### GIVEN PROBLEM
Below is a block of records; return all of them exactly, but without the images.

### DATA PROVIDED

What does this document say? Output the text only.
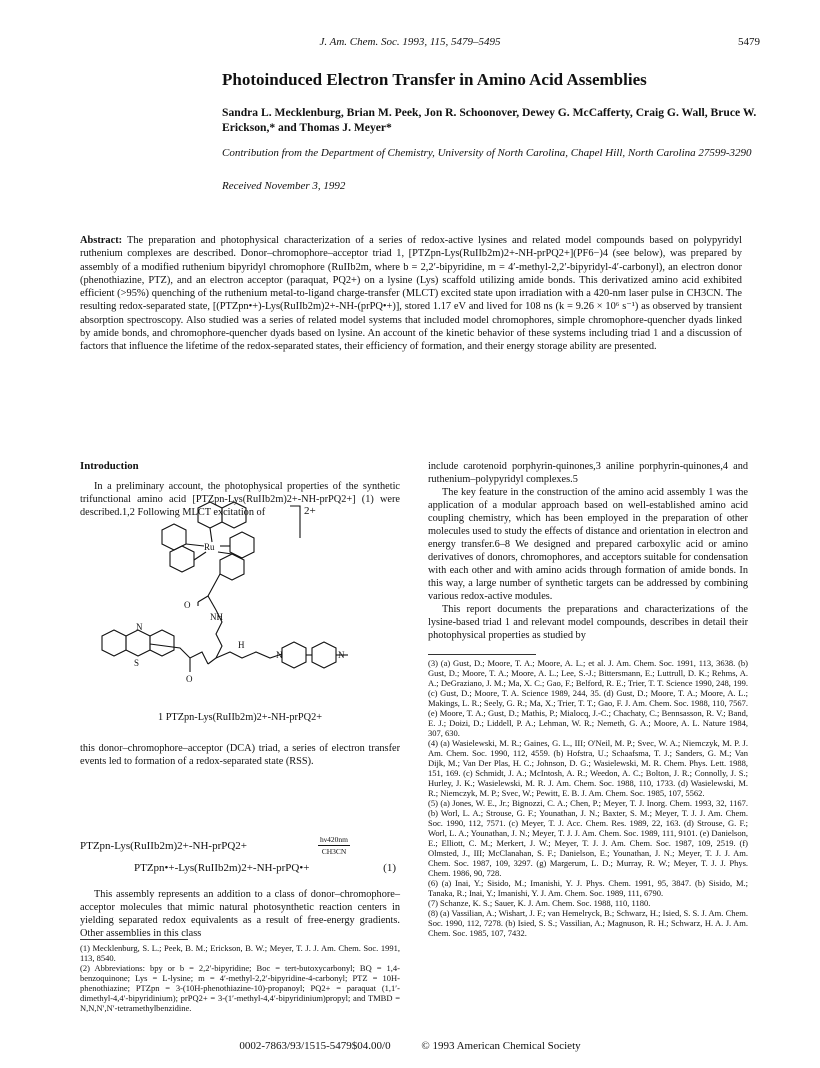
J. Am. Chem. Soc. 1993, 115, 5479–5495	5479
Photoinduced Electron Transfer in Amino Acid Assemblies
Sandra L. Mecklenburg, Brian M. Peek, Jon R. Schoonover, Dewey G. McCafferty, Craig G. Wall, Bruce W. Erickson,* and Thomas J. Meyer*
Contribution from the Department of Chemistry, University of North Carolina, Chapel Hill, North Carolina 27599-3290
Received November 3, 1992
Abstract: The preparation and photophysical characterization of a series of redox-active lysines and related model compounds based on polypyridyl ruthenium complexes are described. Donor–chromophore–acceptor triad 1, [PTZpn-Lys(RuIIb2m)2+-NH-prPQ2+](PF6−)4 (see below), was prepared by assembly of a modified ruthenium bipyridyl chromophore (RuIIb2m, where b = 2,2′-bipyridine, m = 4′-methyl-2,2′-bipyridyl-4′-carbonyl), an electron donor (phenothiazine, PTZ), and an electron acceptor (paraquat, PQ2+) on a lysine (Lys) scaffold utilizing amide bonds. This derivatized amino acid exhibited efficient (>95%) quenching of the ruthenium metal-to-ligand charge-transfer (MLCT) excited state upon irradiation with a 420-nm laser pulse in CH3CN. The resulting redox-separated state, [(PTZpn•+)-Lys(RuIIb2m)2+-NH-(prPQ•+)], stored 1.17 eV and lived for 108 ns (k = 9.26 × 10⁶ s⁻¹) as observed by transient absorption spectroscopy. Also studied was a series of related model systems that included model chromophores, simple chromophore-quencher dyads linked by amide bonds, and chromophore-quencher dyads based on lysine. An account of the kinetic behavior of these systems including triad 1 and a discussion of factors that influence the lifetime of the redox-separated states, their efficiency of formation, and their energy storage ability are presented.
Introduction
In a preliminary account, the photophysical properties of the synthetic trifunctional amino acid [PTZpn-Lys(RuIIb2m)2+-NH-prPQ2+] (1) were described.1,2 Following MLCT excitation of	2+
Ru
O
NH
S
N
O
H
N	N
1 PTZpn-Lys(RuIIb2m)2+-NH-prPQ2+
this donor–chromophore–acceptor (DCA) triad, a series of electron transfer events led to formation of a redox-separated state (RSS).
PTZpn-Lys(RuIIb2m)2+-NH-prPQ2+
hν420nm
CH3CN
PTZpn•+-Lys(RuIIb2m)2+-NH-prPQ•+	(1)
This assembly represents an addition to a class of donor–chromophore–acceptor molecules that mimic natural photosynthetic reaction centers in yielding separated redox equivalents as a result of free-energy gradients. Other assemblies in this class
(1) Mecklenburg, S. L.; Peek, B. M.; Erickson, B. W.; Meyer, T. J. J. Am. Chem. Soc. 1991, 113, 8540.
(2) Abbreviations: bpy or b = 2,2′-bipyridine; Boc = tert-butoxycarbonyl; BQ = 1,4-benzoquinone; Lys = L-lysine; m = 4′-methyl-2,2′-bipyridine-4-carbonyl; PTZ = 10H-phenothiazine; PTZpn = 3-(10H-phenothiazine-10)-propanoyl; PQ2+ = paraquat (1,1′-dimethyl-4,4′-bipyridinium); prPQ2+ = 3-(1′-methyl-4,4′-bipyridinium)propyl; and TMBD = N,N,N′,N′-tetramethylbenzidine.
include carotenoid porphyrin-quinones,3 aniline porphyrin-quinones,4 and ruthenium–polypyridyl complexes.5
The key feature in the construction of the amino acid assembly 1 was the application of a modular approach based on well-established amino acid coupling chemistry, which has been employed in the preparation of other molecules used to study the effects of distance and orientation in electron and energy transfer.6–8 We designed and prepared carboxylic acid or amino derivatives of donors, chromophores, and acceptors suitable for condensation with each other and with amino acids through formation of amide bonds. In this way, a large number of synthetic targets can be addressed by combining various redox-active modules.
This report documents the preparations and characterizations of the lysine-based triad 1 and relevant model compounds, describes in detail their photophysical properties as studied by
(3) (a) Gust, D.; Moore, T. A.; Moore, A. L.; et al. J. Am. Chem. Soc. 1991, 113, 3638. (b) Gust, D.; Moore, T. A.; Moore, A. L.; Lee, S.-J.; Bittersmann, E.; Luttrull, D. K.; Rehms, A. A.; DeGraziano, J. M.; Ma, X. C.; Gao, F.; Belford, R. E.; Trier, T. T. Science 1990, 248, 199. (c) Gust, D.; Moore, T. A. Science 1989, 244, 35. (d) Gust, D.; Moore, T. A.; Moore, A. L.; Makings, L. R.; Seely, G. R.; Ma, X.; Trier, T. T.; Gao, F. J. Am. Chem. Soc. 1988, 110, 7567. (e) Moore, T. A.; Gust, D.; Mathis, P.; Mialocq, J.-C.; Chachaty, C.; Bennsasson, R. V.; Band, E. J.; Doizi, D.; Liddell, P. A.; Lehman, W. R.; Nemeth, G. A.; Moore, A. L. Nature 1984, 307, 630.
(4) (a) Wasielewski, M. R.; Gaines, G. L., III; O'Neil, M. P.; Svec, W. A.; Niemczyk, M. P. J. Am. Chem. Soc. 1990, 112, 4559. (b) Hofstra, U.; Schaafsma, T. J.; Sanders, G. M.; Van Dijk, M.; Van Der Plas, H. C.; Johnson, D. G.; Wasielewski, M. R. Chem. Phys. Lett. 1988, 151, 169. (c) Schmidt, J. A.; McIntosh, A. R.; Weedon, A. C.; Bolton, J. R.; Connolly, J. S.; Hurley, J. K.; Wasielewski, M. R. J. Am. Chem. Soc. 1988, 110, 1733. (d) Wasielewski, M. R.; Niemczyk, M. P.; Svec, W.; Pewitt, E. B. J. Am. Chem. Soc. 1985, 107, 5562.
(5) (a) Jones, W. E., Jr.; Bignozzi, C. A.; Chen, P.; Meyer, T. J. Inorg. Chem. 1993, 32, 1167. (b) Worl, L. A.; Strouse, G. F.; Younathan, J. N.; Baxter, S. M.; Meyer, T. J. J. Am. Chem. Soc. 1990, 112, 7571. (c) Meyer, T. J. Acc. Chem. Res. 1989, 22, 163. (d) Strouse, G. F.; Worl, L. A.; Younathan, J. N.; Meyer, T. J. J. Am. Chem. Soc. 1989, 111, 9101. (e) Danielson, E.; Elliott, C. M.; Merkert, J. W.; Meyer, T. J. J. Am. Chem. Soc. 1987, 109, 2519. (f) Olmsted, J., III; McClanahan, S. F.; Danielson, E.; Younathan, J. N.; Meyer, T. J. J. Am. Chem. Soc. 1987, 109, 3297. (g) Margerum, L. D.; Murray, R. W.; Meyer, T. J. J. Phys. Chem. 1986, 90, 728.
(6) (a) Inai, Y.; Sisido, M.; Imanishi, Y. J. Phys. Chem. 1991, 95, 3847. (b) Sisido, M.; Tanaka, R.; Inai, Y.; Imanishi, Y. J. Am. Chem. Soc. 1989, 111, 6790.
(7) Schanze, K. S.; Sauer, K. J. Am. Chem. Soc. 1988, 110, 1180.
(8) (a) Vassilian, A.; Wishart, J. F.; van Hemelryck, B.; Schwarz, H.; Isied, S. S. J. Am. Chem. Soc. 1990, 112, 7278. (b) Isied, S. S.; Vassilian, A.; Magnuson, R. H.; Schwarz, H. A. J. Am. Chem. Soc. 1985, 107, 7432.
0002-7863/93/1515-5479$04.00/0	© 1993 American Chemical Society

### OUTPUT FOR THIS TASK
What does this document say? Output the text only.
J. Am. Chem. Soc. 1993, 115, 5479–5495	5479
Photoinduced Electron Transfer in Amino Acid Assemblies
Sandra L. Mecklenburg, Brian M. Peek, Jon R. Schoonover, Dewey G. McCafferty, Craig G. Wall, Bruce W. Erickson,* and Thomas J. Meyer*
Contribution from the Department of Chemistry, University of North Carolina, Chapel Hill, North Carolina 27599-3290
Received November 3, 1992
Abstract: The preparation and photophysical characterization of a series of redox-active lysines and related model compounds based on polypyridyl ruthenium complexes are described. Donor–chromophore–acceptor triad 1, [PTZpn-Lys(RuIIb2m)2+-NH-prPQ2+](PF6−)4 (see below), was prepared by assembly of a modified ruthenium bipyridyl chromophore (RuIIb2m, where b = 2,2′-bipyridine, m = 4′-methyl-2,2′-bipyridyl-4′-carbonyl), an electron donor (phenothiazine, PTZ), and an electron acceptor (paraquat, PQ2+) on a lysine (Lys) scaffold utilizing amide bonds. This derivatized amino acid exhibited efficient (>95%) quenching of the ruthenium metal-to-ligand charge-transfer (MLCT) excited state upon irradiation with a 420-nm laser pulse in CH3CN. The resulting redox-separated state, [(PTZpn•+)-Lys(RuIIb2m)2+-NH-(prPQ•+)], stored 1.17 eV and lived for 108 ns (k = 9.26 × 10⁶ s⁻¹) as observed by transient absorption spectroscopy. Also studied was a series of related model systems that included model chromophores, simple chromophore-quencher dyads linked by amide bonds, and chromophore-quencher dyads based on lysine. An account of the kinetic behavior of these systems including triad 1 and a discussion of factors that influence the lifetime of the redox-separated states, their efficiency of formation, and their energy storage ability are presented.
Introduction
In a preliminary account, the photophysical properties of the synthetic trifunctional amino acid [PTZpn-Lys(RuIIb2m)2+-NH-prPQ2+] (1) were described.1,2 Following MLCT excitation of	2+
Ru
O
NH
S
N
O
H
N	N
1 PTZpn-Lys(RuIIb2m)2+-NH-prPQ2+
this donor–chromophore–acceptor (DCA) triad, a series of electron transfer events led to formation of a redox-separated state (RSS).
PTZpn-Lys(RuIIb2m)2+-NH-prPQ2+
hν420nm
CH3CN
PTZpn•+-Lys(RuIIb2m)2+-NH-prPQ•+	(1)
This assembly represents an addition to a class of donor–chromophore–acceptor molecules that mimic natural photosynthetic reaction centers in yielding separated redox equivalents as a result of free-energy gradients. Other assemblies in this class
(1) Mecklenburg, S. L.; Peek, B. M.; Erickson, B. W.; Meyer, T. J. J. Am. Chem. Soc. 1991, 113, 8540.
(2) Abbreviations: bpy or b = 2,2′-bipyridine; Boc = tert-butoxycarbonyl; BQ = 1,4-benzoquinone; Lys = L-lysine; m = 4′-methyl-2,2′-bipyridine-4-carbonyl; PTZ = 10H-phenothiazine; PTZpn = 3-(10H-phenothiazine-10)-propanoyl; PQ2+ = paraquat (1,1′-dimethyl-4,4′-bipyridinium); prPQ2+ = 3-(1′-methyl-4,4′-bipyridinium)propyl; and TMBD = N,N,N′,N′-tetramethylbenzidine.
include carotenoid porphyrin-quinones,3 aniline porphyrin-quinones,4 and ruthenium–polypyridyl complexes.5
The key feature in the construction of the amino acid assembly 1 was the application of a modular approach based on well-established amino acid coupling chemistry, which has been employed in the preparation of other molecules used to study the effects of distance and orientation in electron and energy transfer.6–8 We designed and prepared carboxylic acid or amino derivatives of donors, chromophores, and acceptors suitable for condensation with each other and with amino acids through formation of amide bonds. In this way, a large number of synthetic targets can be addressed by combining various redox-active modules.
This report documents the preparations and characterizations of the lysine-based triad 1 and relevant model compounds, describes in detail their photophysical properties as studied by
(3) (a) Gust, D.; Moore, T. A.; Moore, A. L.; et al. J. Am. Chem. Soc. 1991, 113, 3638. (b) Gust, D.; Moore, T. A.; Moore, A. L.; Lee, S.-J.; Bittersmann, E.; Luttrull, D. K.; Rehms, A. A.; DeGraziano, J. M.; Ma, X. C.; Gao, F.; Belford, R. E.; Trier, T. T. Science 1990, 248, 199. (c) Gust, D.; Moore, T. A. Science 1989, 244, 35. (d) Gust, D.; Moore, T. A.; Moore, A. L.; Makings, L. R.; Seely, G. R.; Ma, X.; Trier, T. T.; Gao, F. J. Am. Chem. Soc. 1988, 110, 7567. (e) Moore, T. A.; Gust, D.; Mathis, P.; Mialocq, J.-C.; Chachaty, C.; Bennsasson, R. V.; Band, E. J.; Doizi, D.; Liddell, P. A.; Lehman, W. R.; Nemeth, G. A.; Moore, A. L. Nature 1984, 307, 630.
(4) (a) Wasielewski, M. R.; Gaines, G. L., III; O'Neil, M. P.; Svec, W. A.; Niemczyk, M. P. J. Am. Chem. Soc. 1990, 112, 4559. (b) Hofstra, U.; Schaafsma, T. J.; Sanders, G. M.; Van Dijk, M.; Van Der Plas, H. C.; Johnson, D. G.; Wasielewski, M. R. Chem. Phys. Lett. 1988, 151, 169. (c) Schmidt, J. A.; McIntosh, A. R.; Weedon, A. C.; Bolton, J. R.; Connolly, J. S.; Hurley, J. K.; Wasielewski, M. R. J. Am. Chem. Soc. 1988, 110, 1733. (d) Wasielewski, M. R.; Niemczyk, M. P.; Svec, W.; Pewitt, E. B. J. Am. Chem. Soc. 1985, 107, 5562.
(5) (a) Jones, W. E., Jr.; Bignozzi, C. A.; Chen, P.; Meyer, T. J. Inorg. Chem. 1993, 32, 1167. (b) Worl, L. A.; Strouse, G. F.; Younathan, J. N.; Baxter, S. M.; Meyer, T. J. J. Am. Chem. Soc. 1990, 112, 7571. (c) Meyer, T. J. Acc. Chem. Res. 1989, 22, 163. (d) Strouse, G. F.; Worl, L. A.; Younathan, J. N.; Meyer, T. J. J. Am. Chem. Soc. 1989, 111, 9101. (e) Danielson, E.; Elliott, C. M.; Merkert, J. W.; Meyer, T. J. J. Am. Chem. Soc. 1987, 109, 2519. (f) Olmsted, J., III; McClanahan, S. F.; Danielson, E.; Younathan, J. N.; Meyer, T. J. J. Am. Chem. Soc. 1987, 109, 3297. (g) Margerum, L. D.; Murray, R. W.; Meyer, T. J. J. Phys. Chem. 1986, 90, 728.
(6) (a) Inai, Y.; Sisido, M.; Imanishi, Y. J. Phys. Chem. 1991, 95, 3847. (b) Sisido, M.; Tanaka, R.; Inai, Y.; Imanishi, Y. J. Am. Chem. Soc. 1989, 111, 6790.
(7) Schanze, K. S.; Sauer, K. J. Am. Chem. Soc. 1988, 110, 1180.
(8) (a) Vassilian, A.; Wishart, J. F.; van Hemelryck, B.; Schwarz, H.; Isied, S. S. J. Am. Chem. Soc. 1990, 112, 7278. (b) Isied, S. S.; Vassilian, A.; Magnuson, R. H.; Schwarz, H. A. J. Am. Chem. Soc. 1985, 107, 7432.
0002-7863/93/1515-5479$04.00/0	© 1993 American Chemical Society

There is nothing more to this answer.